What you need to do:
The entries are to be returned exactly, with images left out.

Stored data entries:
----

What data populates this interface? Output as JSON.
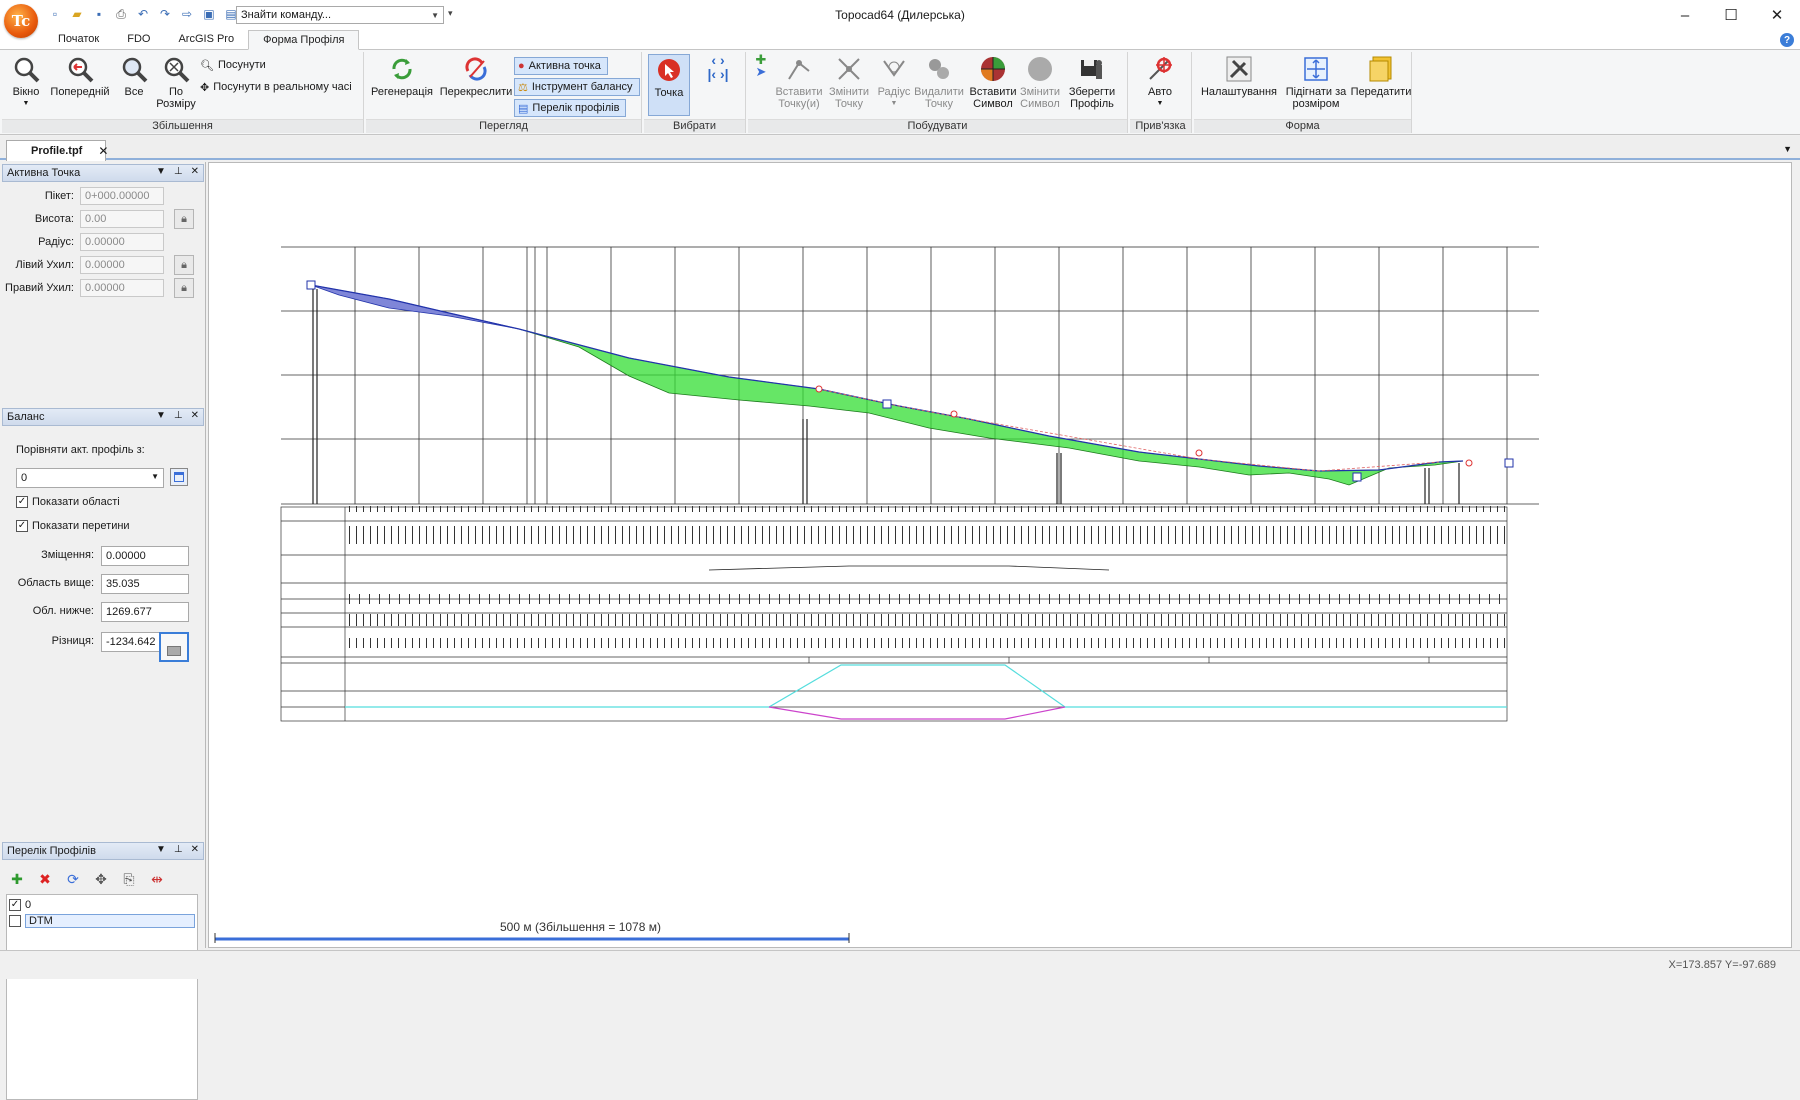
{
  "app": {
    "logo_text": "Tc",
    "window_title": "Topocad64 (Дилерська)",
    "command_search_placeholder": "Знайти команду..."
  },
  "ribbon_tabs": [
    "Початок",
    "FDO",
    "ArcGIS Pro",
    "Форма Профіля"
  ],
  "ribbon": {
    "zoom": {
      "label": "Збільшення",
      "window": "Вікно",
      "previous": "Попередній",
      "all": "Все",
      "by_size_1": "По",
      "by_size_2": "Розміру",
      "pan": "Посунути",
      "pan_realtime": "Посунути в реальному часі"
    },
    "view": {
      "label": "Перегляд",
      "regen": "Регенерація",
      "redraw": "Перекреслити",
      "active_point": "Активна точка",
      "balance_tool": "Інструмент балансу",
      "profile_list": "Перелік профілів"
    },
    "select": {
      "label": "Вибрати",
      "point": "Точка"
    },
    "build": {
      "label": "Побудувати",
      "insert_points_1": "Вставити",
      "insert_points_2": "Точку(и)",
      "change_point_1": "Змінити",
      "change_point_2": "Точку",
      "radius": "Радіус",
      "delete_point_1": "Видалити",
      "delete_point_2": "Точку",
      "insert_symbol_1": "Вставити",
      "insert_symbol_2": "Символ",
      "change_symbol_1": "Змінити",
      "change_symbol_2": "Символ",
      "save_profile_1": "Зберегти",
      "save_profile_2": "Профіль"
    },
    "snap": {
      "label": "Прив'язка",
      "auto": "Авто"
    },
    "form": {
      "label": "Форма",
      "settings": "Налаштування",
      "fit_1": "Підігнати за",
      "fit_2": "розміром",
      "transfer": "Передатити"
    }
  },
  "document": {
    "tab": "Profile.tpf"
  },
  "active_point_pane": {
    "title": "Активна Точка",
    "picket_label": "Пікет:",
    "picket_value": "0+000.00000",
    "height_label": "Висота:",
    "height_value": "0.00",
    "radius_label": "Радіус:",
    "radius_value": "0.00000",
    "left_slope_label": "Лівий Ухил:",
    "left_slope_value": "0.00000",
    "right_slope_label": "Правий Ухил:",
    "right_slope_value": "0.00000"
  },
  "balance_pane": {
    "title": "Баланс",
    "compare_label": "Порівняти акт. профіль з:",
    "compare_value": "0",
    "show_areas": "Показати області",
    "show_intersections": "Показати перетини",
    "offset_label": "Зміщення:",
    "offset_value": "0.00000",
    "area_above_label": "Область вище:",
    "area_above_value": "35.035",
    "area_below_label": "Обл. нижче:",
    "area_below_value": "1269.677",
    "difference_label": "Різниця:",
    "difference_value": "-1234.642"
  },
  "profile_list_pane": {
    "title": "Перелік Профілів",
    "items": [
      {
        "name": "0",
        "checked": true
      },
      {
        "name": "DTM",
        "checked": false
      }
    ]
  },
  "canvas": {
    "scale_text": "500 м (Збільшення = 1078 м)",
    "cut_color": "#33dd33",
    "fill_color": "#3344cc"
  },
  "status": {
    "coords": "X=173.857 Y=-97.689"
  }
}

----

Full output:
What data populates this interface? Output as JSON.
{
  "app": {
    "logo_text": "Tc",
    "window_title": "Topocad64 (Дилерська)",
    "command_search_placeholder": "Знайти команду..."
  },
  "ribbon_tabs": [
    "Початок",
    "FDO",
    "ArcGIS Pro",
    "Форма Профіля"
  ],
  "ribbon": {
    "zoom": {
      "label": "Збільшення",
      "window": "Вікно",
      "previous": "Попередній",
      "all": "Все",
      "by_size_1": "По",
      "by_size_2": "Розміру",
      "pan": "Посунути",
      "pan_realtime": "Посунути в реальному часі"
    },
    "view": {
      "label": "Перегляд",
      "regen": "Регенерація",
      "redraw": "Перекреслити",
      "active_point": "Активна точка",
      "balance_tool": "Інструмент балансу",
      "profile_list": "Перелік профілів"
    },
    "select": {
      "label": "Вибрати",
      "point": "Точка"
    },
    "build": {
      "label": "Побудувати",
      "insert_points_1": "Вставити",
      "insert_points_2": "Точку(и)",
      "change_point_1": "Змінити",
      "change_point_2": "Точку",
      "radius": "Радіус",
      "delete_point_1": "Видалити",
      "delete_point_2": "Точку",
      "insert_symbol_1": "Вставити",
      "insert_symbol_2": "Символ",
      "change_symbol_1": "Змінити",
      "change_symbol_2": "Символ",
      "save_profile_1": "Зберегти",
      "save_profile_2": "Профіль"
    },
    "snap": {
      "label": "Прив'язка",
      "auto": "Авто"
    },
    "form": {
      "label": "Форма",
      "settings": "Налаштування",
      "fit_1": "Підігнати за",
      "fit_2": "розміром",
      "transfer": "Передатити"
    }
  },
  "document": {
    "tab": "Profile.tpf"
  },
  "active_point_pane": {
    "title": "Активна Точка",
    "picket_label": "Пікет:",
    "picket_value": "0+000.00000",
    "height_label": "Висота:",
    "height_value": "0.00",
    "radius_label": "Радіус:",
    "radius_value": "0.00000",
    "left_slope_label": "Лівий Ухил:",
    "left_slope_value": "0.00000",
    "right_slope_label": "Правий Ухил:",
    "right_slope_value": "0.00000"
  },
  "balance_pane": {
    "title": "Баланс",
    "compare_label": "Порівняти акт. профіль з:",
    "compare_value": "0",
    "show_areas": "Показати області",
    "show_intersections": "Показати перетини",
    "offset_label": "Зміщення:",
    "offset_value": "0.00000",
    "area_above_label": "Область вище:",
    "area_above_value": "35.035",
    "area_below_label": "Обл. нижче:",
    "area_below_value": "1269.677",
    "difference_label": "Різниця:",
    "difference_value": "-1234.642"
  },
  "profile_list_pane": {
    "title": "Перелік Профілів",
    "items": [
      {
        "name": "0",
        "checked": true
      },
      {
        "name": "DTM",
        "checked": false
      }
    ]
  },
  "canvas": {
    "scale_text": "500 м (Збільшення = 1078 м)",
    "cut_color": "#33dd33",
    "fill_color": "#3344cc"
  },
  "status": {
    "coords": "X=173.857 Y=-97.689"
  }
}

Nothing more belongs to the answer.